-- start of Source material --

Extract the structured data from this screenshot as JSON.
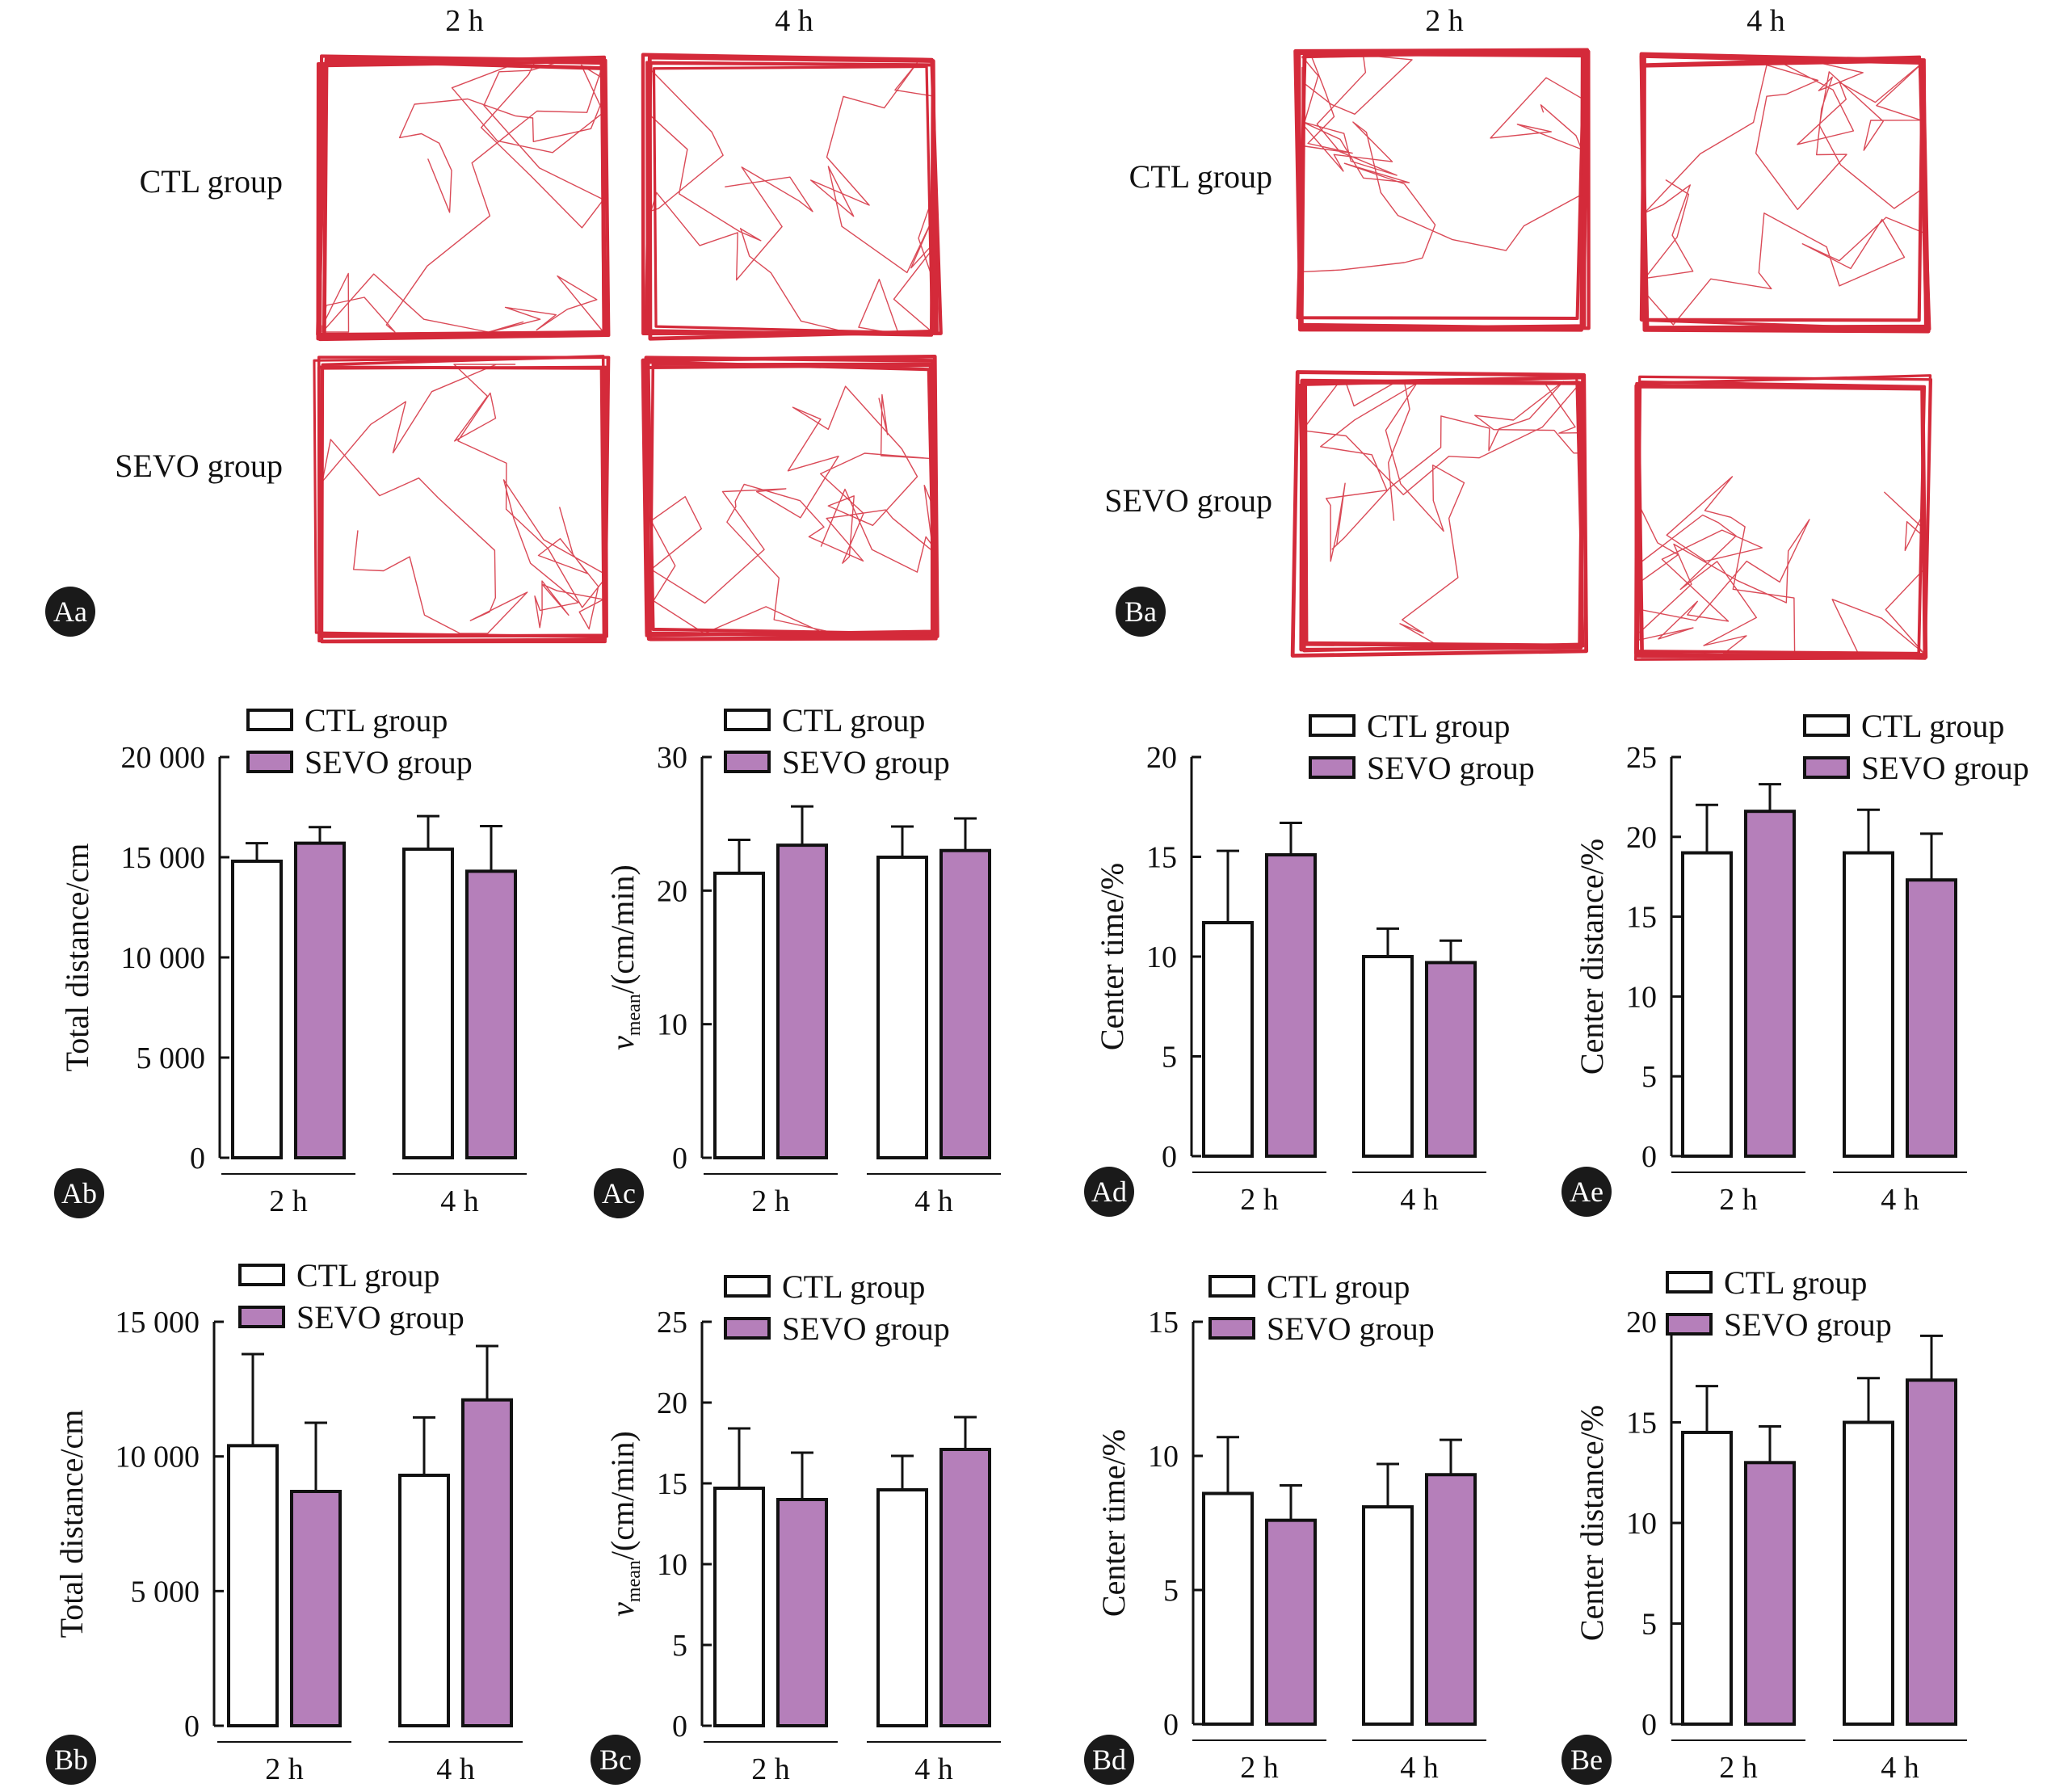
{
  "colors": {
    "ctl_fill": "#ffffff",
    "sevo_fill": "#b57fba",
    "track": "#d42a3a",
    "badge": "#1a1a1a"
  },
  "tracks": [
    {
      "panel": "Aa",
      "columns": [
        "2 h",
        "4 h"
      ],
      "rows": [
        "CTL group",
        "SEVO group"
      ]
    },
    {
      "panel": "Ba",
      "columns": [
        "2 h",
        "4 h"
      ],
      "rows": [
        "CTL group",
        "SEVO group"
      ]
    }
  ],
  "chart_data": [
    {
      "panel": "Ab",
      "type": "bar",
      "ylabel": "Total distance/cm",
      "ylim": [
        0,
        20000
      ],
      "yticks": [
        0,
        5000,
        10000,
        15000,
        20000
      ],
      "ytick_labels": [
        "0",
        "5 000",
        "10 000",
        "15 000",
        "20 000"
      ],
      "categories": [
        "2 h",
        "4 h"
      ],
      "series": [
        {
          "name": "CTL group",
          "values": [
            14800,
            15400
          ],
          "errors": [
            900,
            1650
          ]
        },
        {
          "name": "SEVO group",
          "values": [
            15700,
            14300
          ],
          "errors": [
            800,
            2250
          ]
        }
      ]
    },
    {
      "panel": "Ac",
      "type": "bar",
      "ylabel_main": "v",
      "ylabel_sub": "mean",
      "ylabel_rest": "/(cm/min)",
      "ylim": [
        0,
        30
      ],
      "yticks": [
        0,
        10,
        20,
        30
      ],
      "ytick_labels": [
        "0",
        "10",
        "20",
        "30"
      ],
      "categories": [
        "2 h",
        "4 h"
      ],
      "series": [
        {
          "name": "CTL group",
          "values": [
            21.3,
            22.5
          ],
          "errors": [
            2.5,
            2.3
          ]
        },
        {
          "name": "SEVO group",
          "values": [
            23.4,
            23.0
          ],
          "errors": [
            2.9,
            2.4
          ]
        }
      ]
    },
    {
      "panel": "Ad",
      "type": "bar",
      "ylabel": "Center time/%",
      "ylim": [
        0,
        20
      ],
      "yticks": [
        0,
        5,
        10,
        15,
        20
      ],
      "ytick_labels": [
        "0",
        "5",
        "10",
        "15",
        "20"
      ],
      "categories": [
        "2 h",
        "4 h"
      ],
      "series": [
        {
          "name": "CTL group",
          "values": [
            11.7,
            10.0
          ],
          "errors": [
            3.6,
            1.4
          ]
        },
        {
          "name": "SEVO group",
          "values": [
            15.1,
            9.7
          ],
          "errors": [
            1.6,
            1.1
          ]
        }
      ]
    },
    {
      "panel": "Ae",
      "type": "bar",
      "ylabel": "Center distance/%",
      "ylim": [
        0,
        25
      ],
      "yticks": [
        0,
        5,
        10,
        15,
        20,
        25
      ],
      "ytick_labels": [
        "0",
        "5",
        "10",
        "15",
        "20",
        "25"
      ],
      "categories": [
        "2 h",
        "4 h"
      ],
      "series": [
        {
          "name": "CTL group",
          "values": [
            19.0,
            19.0
          ],
          "errors": [
            3.0,
            2.7
          ]
        },
        {
          "name": "SEVO group",
          "values": [
            21.6,
            17.3
          ],
          "errors": [
            1.7,
            2.9
          ]
        }
      ]
    },
    {
      "panel": "Bb",
      "type": "bar",
      "ylabel": "Total distance/cm",
      "ylim": [
        0,
        15000
      ],
      "yticks": [
        0,
        5000,
        10000,
        15000
      ],
      "ytick_labels": [
        "0",
        "5 000",
        "10 000",
        "15 000"
      ],
      "categories": [
        "2 h",
        "4 h"
      ],
      "series": [
        {
          "name": "CTL group",
          "values": [
            10400,
            9300
          ],
          "errors": [
            3400,
            2150
          ]
        },
        {
          "name": "SEVO group",
          "values": [
            8700,
            12100
          ],
          "errors": [
            2550,
            2000
          ]
        }
      ]
    },
    {
      "panel": "Bc",
      "type": "bar",
      "ylabel_main": "v",
      "ylabel_sub": "mean",
      "ylabel_rest": "/(cm/min)",
      "ylim": [
        0,
        25
      ],
      "yticks": [
        0,
        5,
        10,
        15,
        20,
        25
      ],
      "ytick_labels": [
        "0",
        "5",
        "10",
        "15",
        "20",
        "25"
      ],
      "categories": [
        "2 h",
        "4 h"
      ],
      "series": [
        {
          "name": "CTL group",
          "values": [
            14.7,
            14.6
          ],
          "errors": [
            3.7,
            2.1
          ]
        },
        {
          "name": "SEVO group",
          "values": [
            14.0,
            17.1
          ],
          "errors": [
            2.9,
            2.0
          ]
        }
      ]
    },
    {
      "panel": "Bd",
      "type": "bar",
      "ylabel": "Center time/%",
      "ylim": [
        0,
        15
      ],
      "yticks": [
        0,
        5,
        10,
        15
      ],
      "ytick_labels": [
        "0",
        "5",
        "10",
        "15"
      ],
      "categories": [
        "2 h",
        "4 h"
      ],
      "series": [
        {
          "name": "CTL group",
          "values": [
            8.6,
            8.1
          ],
          "errors": [
            2.1,
            1.6
          ]
        },
        {
          "name": "SEVO group",
          "values": [
            7.6,
            9.3
          ],
          "errors": [
            1.3,
            1.3
          ]
        }
      ]
    },
    {
      "panel": "Be",
      "type": "bar",
      "ylabel": "Center distance/%",
      "ylim": [
        0,
        20
      ],
      "yticks": [
        0,
        5,
        10,
        15,
        20
      ],
      "ytick_labels": [
        "0",
        "5",
        "10",
        "15",
        "20"
      ],
      "categories": [
        "2 h",
        "4 h"
      ],
      "series": [
        {
          "name": "CTL group",
          "values": [
            14.5,
            15.0
          ],
          "errors": [
            2.3,
            2.2
          ]
        },
        {
          "name": "SEVO group",
          "values": [
            13.0,
            17.1
          ],
          "errors": [
            1.8,
            2.2
          ]
        }
      ]
    }
  ]
}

-- end of Source material --

**Task prompt**. Quote each line of the listing exactly, but leave the pictures out.

**Task output**.
Extract the structured data from this screenshot as JSON.
{
  "colors": {
    "ctl_fill": "#ffffff",
    "sevo_fill": "#b57fba",
    "track": "#d42a3a",
    "badge": "#1a1a1a"
  },
  "tracks": [
    {
      "panel": "Aa",
      "columns": [
        "2 h",
        "4 h"
      ],
      "rows": [
        "CTL group",
        "SEVO group"
      ]
    },
    {
      "panel": "Ba",
      "columns": [
        "2 h",
        "4 h"
      ],
      "rows": [
        "CTL group",
        "SEVO group"
      ]
    }
  ],
  "chart_data": [
    {
      "panel": "Ab",
      "type": "bar",
      "ylabel": "Total distance/cm",
      "ylim": [
        0,
        20000
      ],
      "yticks": [
        0,
        5000,
        10000,
        15000,
        20000
      ],
      "ytick_labels": [
        "0",
        "5 000",
        "10 000",
        "15 000",
        "20 000"
      ],
      "categories": [
        "2 h",
        "4 h"
      ],
      "series": [
        {
          "name": "CTL group",
          "values": [
            14800,
            15400
          ],
          "errors": [
            900,
            1650
          ]
        },
        {
          "name": "SEVO group",
          "values": [
            15700,
            14300
          ],
          "errors": [
            800,
            2250
          ]
        }
      ]
    },
    {
      "panel": "Ac",
      "type": "bar",
      "ylabel_main": "v",
      "ylabel_sub": "mean",
      "ylabel_rest": "/(cm/min)",
      "ylim": [
        0,
        30
      ],
      "yticks": [
        0,
        10,
        20,
        30
      ],
      "ytick_labels": [
        "0",
        "10",
        "20",
        "30"
      ],
      "categories": [
        "2 h",
        "4 h"
      ],
      "series": [
        {
          "name": "CTL group",
          "values": [
            21.3,
            22.5
          ],
          "errors": [
            2.5,
            2.3
          ]
        },
        {
          "name": "SEVO group",
          "values": [
            23.4,
            23.0
          ],
          "errors": [
            2.9,
            2.4
          ]
        }
      ]
    },
    {
      "panel": "Ad",
      "type": "bar",
      "ylabel": "Center time/%",
      "ylim": [
        0,
        20
      ],
      "yticks": [
        0,
        5,
        10,
        15,
        20
      ],
      "ytick_labels": [
        "0",
        "5",
        "10",
        "15",
        "20"
      ],
      "categories": [
        "2 h",
        "4 h"
      ],
      "series": [
        {
          "name": "CTL group",
          "values": [
            11.7,
            10.0
          ],
          "errors": [
            3.6,
            1.4
          ]
        },
        {
          "name": "SEVO group",
          "values": [
            15.1,
            9.7
          ],
          "errors": [
            1.6,
            1.1
          ]
        }
      ]
    },
    {
      "panel": "Ae",
      "type": "bar",
      "ylabel": "Center distance/%",
      "ylim": [
        0,
        25
      ],
      "yticks": [
        0,
        5,
        10,
        15,
        20,
        25
      ],
      "ytick_labels": [
        "0",
        "5",
        "10",
        "15",
        "20",
        "25"
      ],
      "categories": [
        "2 h",
        "4 h"
      ],
      "series": [
        {
          "name": "CTL group",
          "values": [
            19.0,
            19.0
          ],
          "errors": [
            3.0,
            2.7
          ]
        },
        {
          "name": "SEVO group",
          "values": [
            21.6,
            17.3
          ],
          "errors": [
            1.7,
            2.9
          ]
        }
      ]
    },
    {
      "panel": "Bb",
      "type": "bar",
      "ylabel": "Total distance/cm",
      "ylim": [
        0,
        15000
      ],
      "yticks": [
        0,
        5000,
        10000,
        15000
      ],
      "ytick_labels": [
        "0",
        "5 000",
        "10 000",
        "15 000"
      ],
      "categories": [
        "2 h",
        "4 h"
      ],
      "series": [
        {
          "name": "CTL group",
          "values": [
            10400,
            9300
          ],
          "errors": [
            3400,
            2150
          ]
        },
        {
          "name": "SEVO group",
          "values": [
            8700,
            12100
          ],
          "errors": [
            2550,
            2000
          ]
        }
      ]
    },
    {
      "panel": "Bc",
      "type": "bar",
      "ylabel_main": "v",
      "ylabel_sub": "mean",
      "ylabel_rest": "/(cm/min)",
      "ylim": [
        0,
        25
      ],
      "yticks": [
        0,
        5,
        10,
        15,
        20,
        25
      ],
      "ytick_labels": [
        "0",
        "5",
        "10",
        "15",
        "20",
        "25"
      ],
      "categories": [
        "2 h",
        "4 h"
      ],
      "series": [
        {
          "name": "CTL group",
          "values": [
            14.7,
            14.6
          ],
          "errors": [
            3.7,
            2.1
          ]
        },
        {
          "name": "SEVO group",
          "values": [
            14.0,
            17.1
          ],
          "errors": [
            2.9,
            2.0
          ]
        }
      ]
    },
    {
      "panel": "Bd",
      "type": "bar",
      "ylabel": "Center time/%",
      "ylim": [
        0,
        15
      ],
      "yticks": [
        0,
        5,
        10,
        15
      ],
      "ytick_labels": [
        "0",
        "5",
        "10",
        "15"
      ],
      "categories": [
        "2 h",
        "4 h"
      ],
      "series": [
        {
          "name": "CTL group",
          "values": [
            8.6,
            8.1
          ],
          "errors": [
            2.1,
            1.6
          ]
        },
        {
          "name": "SEVO group",
          "values": [
            7.6,
            9.3
          ],
          "errors": [
            1.3,
            1.3
          ]
        }
      ]
    },
    {
      "panel": "Be",
      "type": "bar",
      "ylabel": "Center distance/%",
      "ylim": [
        0,
        20
      ],
      "yticks": [
        0,
        5,
        10,
        15,
        20
      ],
      "ytick_labels": [
        "0",
        "5",
        "10",
        "15",
        "20"
      ],
      "categories": [
        "2 h",
        "4 h"
      ],
      "series": [
        {
          "name": "CTL group",
          "values": [
            14.5,
            15.0
          ],
          "errors": [
            2.3,
            2.2
          ]
        },
        {
          "name": "SEVO group",
          "values": [
            13.0,
            17.1
          ],
          "errors": [
            1.8,
            2.2
          ]
        }
      ]
    }
  ]
}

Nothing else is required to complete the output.